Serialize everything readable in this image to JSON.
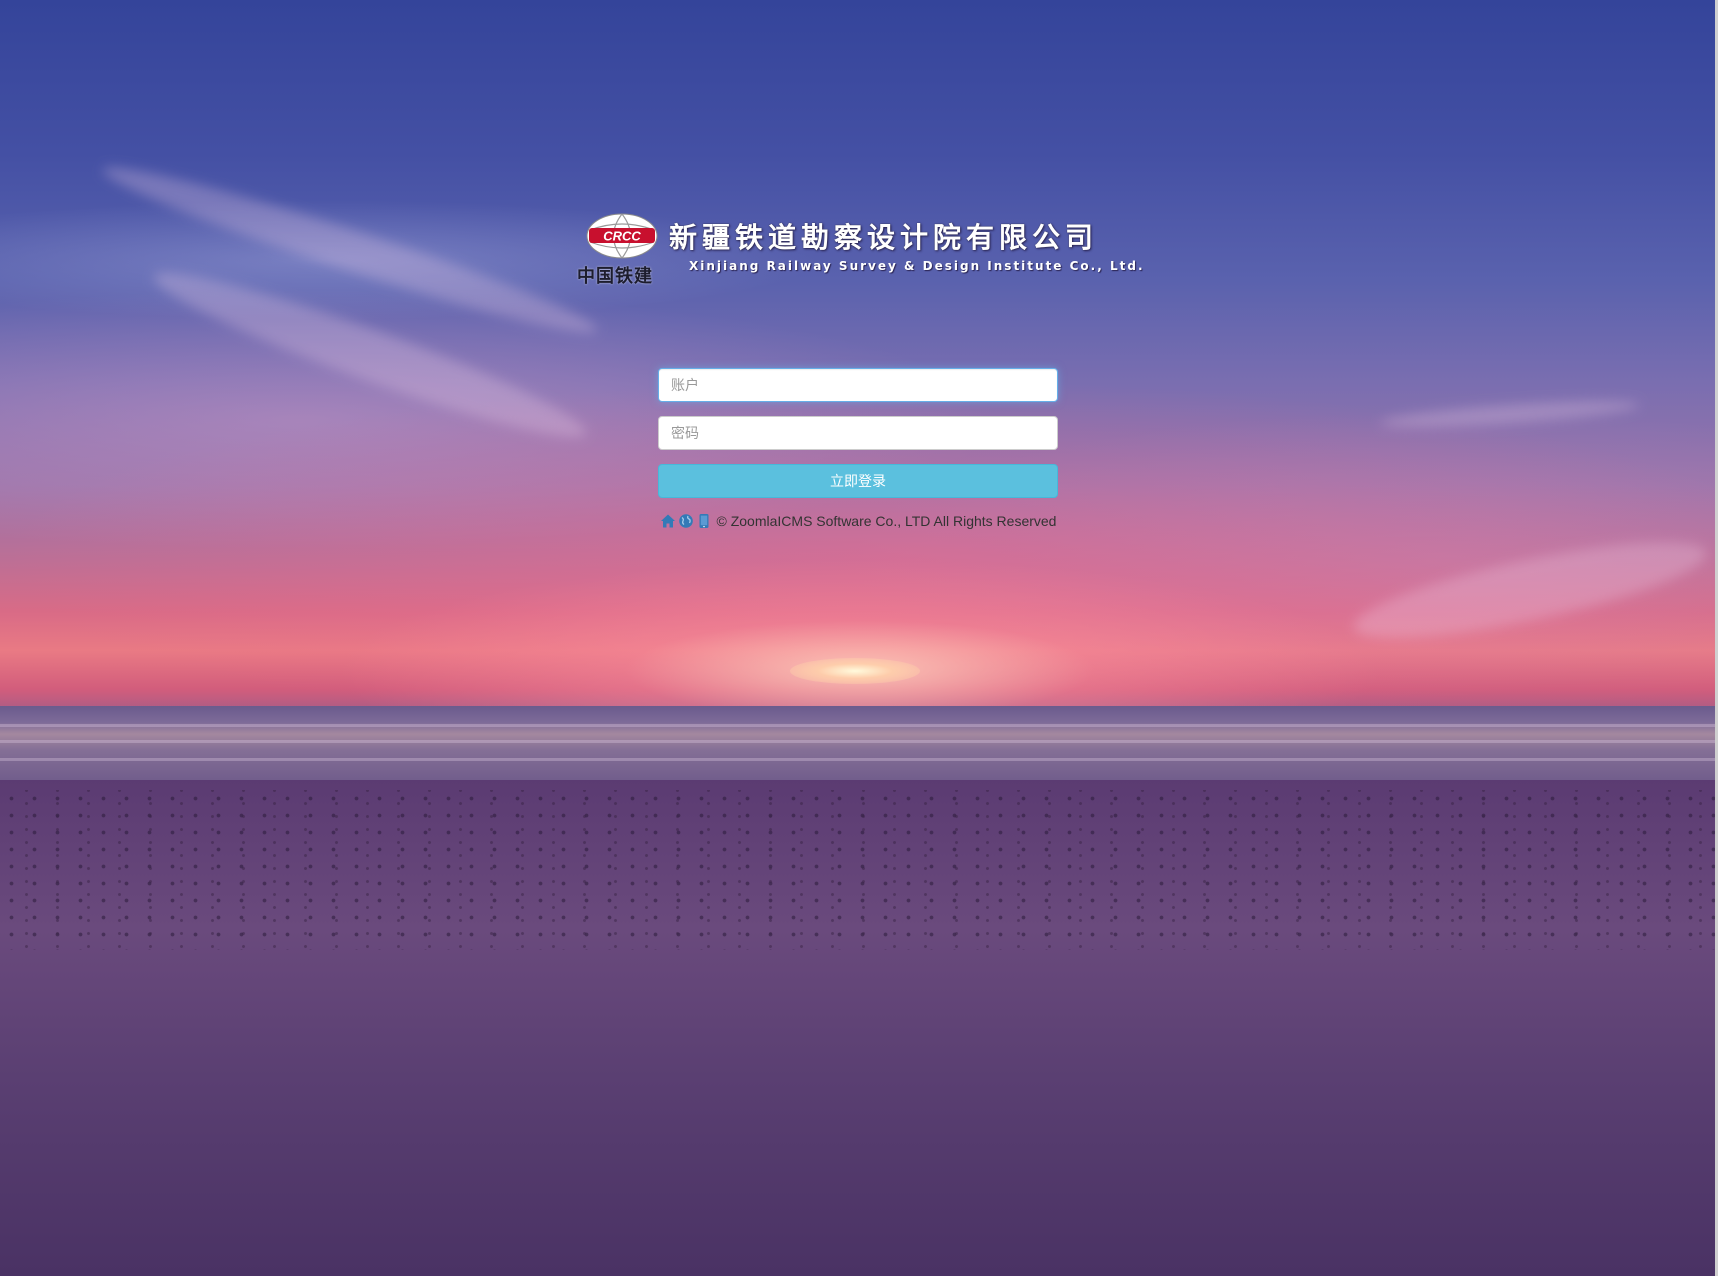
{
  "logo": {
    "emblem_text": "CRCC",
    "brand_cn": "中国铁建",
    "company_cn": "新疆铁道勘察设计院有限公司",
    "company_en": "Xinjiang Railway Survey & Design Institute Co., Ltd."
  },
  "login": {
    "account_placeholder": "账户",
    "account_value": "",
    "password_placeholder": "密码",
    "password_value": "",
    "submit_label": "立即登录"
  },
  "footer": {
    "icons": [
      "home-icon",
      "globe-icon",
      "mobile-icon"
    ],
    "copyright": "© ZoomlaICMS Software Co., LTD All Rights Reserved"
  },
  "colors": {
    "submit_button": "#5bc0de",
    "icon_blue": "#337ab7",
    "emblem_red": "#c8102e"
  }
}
- - - - - - -
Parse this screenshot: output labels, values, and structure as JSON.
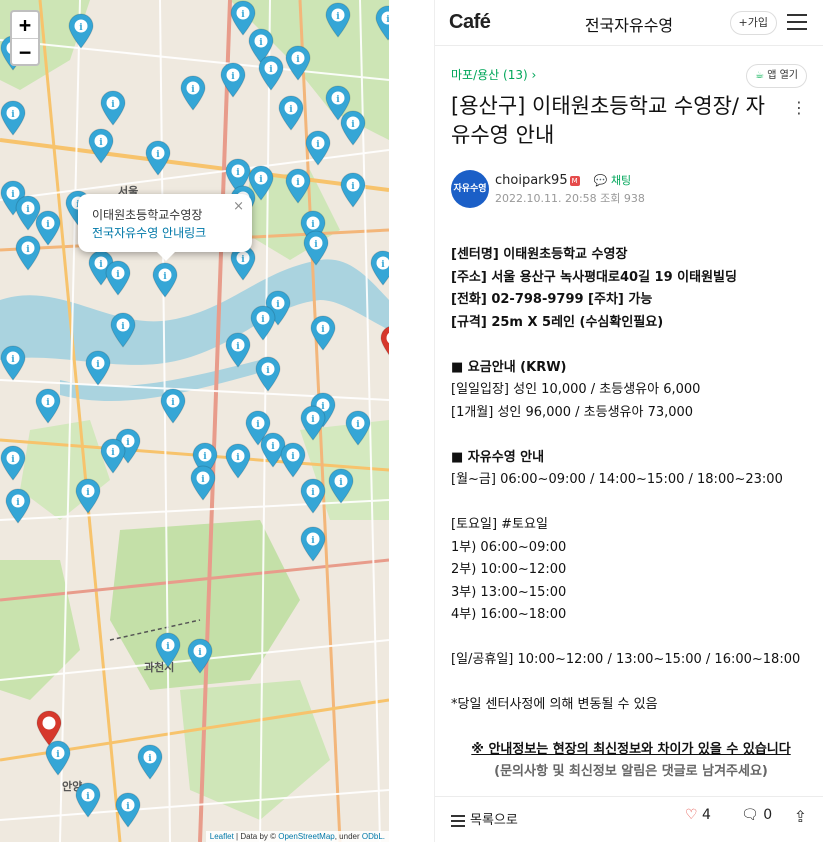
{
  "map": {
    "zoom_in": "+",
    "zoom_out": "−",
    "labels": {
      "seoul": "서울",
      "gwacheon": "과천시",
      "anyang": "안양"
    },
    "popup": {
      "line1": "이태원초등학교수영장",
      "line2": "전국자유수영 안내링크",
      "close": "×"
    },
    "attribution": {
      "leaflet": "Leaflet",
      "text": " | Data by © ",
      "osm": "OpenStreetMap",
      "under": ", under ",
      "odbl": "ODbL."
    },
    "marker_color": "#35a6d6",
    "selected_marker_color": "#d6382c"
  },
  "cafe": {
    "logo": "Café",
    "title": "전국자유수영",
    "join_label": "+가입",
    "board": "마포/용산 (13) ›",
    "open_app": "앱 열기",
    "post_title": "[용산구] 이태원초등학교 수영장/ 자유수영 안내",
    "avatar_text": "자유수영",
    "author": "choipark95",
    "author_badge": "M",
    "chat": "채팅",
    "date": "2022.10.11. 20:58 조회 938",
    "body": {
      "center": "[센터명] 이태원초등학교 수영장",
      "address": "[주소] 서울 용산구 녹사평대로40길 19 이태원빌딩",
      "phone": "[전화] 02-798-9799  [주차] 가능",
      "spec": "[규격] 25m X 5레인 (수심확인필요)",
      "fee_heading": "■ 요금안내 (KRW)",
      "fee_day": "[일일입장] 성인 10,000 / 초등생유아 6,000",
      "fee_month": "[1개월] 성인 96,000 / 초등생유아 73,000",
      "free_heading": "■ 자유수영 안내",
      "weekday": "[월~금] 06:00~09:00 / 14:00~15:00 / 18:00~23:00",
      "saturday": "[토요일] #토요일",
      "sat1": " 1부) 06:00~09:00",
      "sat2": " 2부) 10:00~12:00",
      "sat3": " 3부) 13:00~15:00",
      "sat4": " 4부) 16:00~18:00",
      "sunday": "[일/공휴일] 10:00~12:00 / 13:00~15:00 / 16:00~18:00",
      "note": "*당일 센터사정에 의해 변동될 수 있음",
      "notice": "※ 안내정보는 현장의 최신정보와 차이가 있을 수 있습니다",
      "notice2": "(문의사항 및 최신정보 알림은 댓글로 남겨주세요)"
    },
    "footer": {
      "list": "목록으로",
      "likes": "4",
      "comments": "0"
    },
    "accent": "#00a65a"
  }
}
- - - - - - -
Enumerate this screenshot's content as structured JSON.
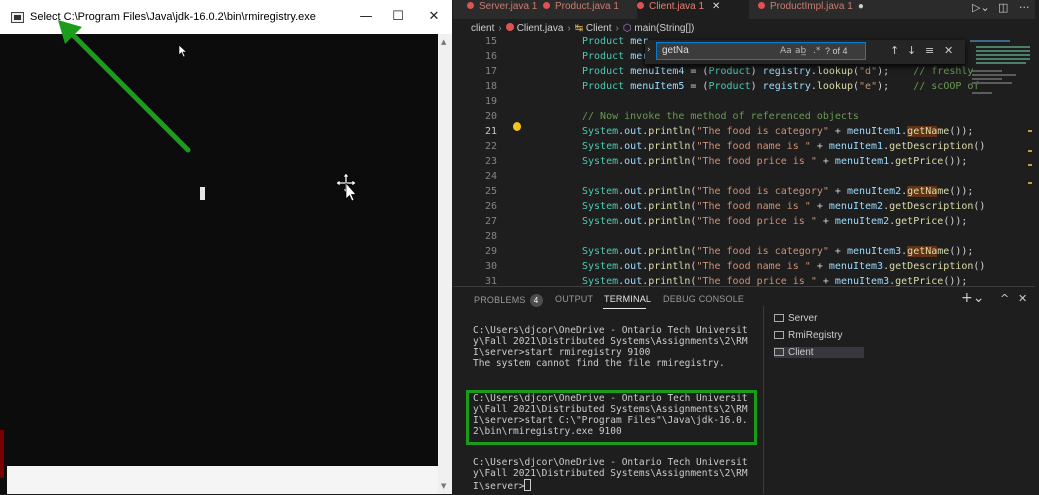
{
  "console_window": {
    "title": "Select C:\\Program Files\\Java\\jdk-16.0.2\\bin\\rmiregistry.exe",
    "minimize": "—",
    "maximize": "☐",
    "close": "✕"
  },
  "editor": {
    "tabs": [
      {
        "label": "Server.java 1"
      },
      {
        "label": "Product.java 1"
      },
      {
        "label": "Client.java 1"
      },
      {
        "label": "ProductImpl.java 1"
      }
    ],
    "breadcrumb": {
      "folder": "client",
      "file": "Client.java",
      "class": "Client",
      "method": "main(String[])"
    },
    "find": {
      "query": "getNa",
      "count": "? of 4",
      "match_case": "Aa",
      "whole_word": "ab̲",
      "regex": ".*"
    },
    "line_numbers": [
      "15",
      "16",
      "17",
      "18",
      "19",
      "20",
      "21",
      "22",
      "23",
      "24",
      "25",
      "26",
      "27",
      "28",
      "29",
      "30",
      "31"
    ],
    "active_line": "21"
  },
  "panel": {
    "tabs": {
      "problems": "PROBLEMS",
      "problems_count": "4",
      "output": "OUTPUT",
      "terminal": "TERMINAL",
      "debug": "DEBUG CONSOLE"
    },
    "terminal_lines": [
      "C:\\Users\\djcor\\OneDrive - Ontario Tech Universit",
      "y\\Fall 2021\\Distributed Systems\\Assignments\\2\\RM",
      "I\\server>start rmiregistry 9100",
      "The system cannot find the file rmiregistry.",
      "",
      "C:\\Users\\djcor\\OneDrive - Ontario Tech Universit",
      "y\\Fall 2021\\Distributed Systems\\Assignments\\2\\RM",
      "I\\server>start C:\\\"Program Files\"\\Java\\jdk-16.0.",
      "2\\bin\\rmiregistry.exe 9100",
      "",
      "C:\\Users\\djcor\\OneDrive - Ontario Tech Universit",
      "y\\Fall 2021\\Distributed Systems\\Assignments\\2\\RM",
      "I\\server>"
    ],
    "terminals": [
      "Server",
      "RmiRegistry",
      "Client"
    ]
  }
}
- - - - - - -
• Exercise instructions:
Determine the number of lines in these entries that contain the word "Program", and write only that number.

• Task result:
2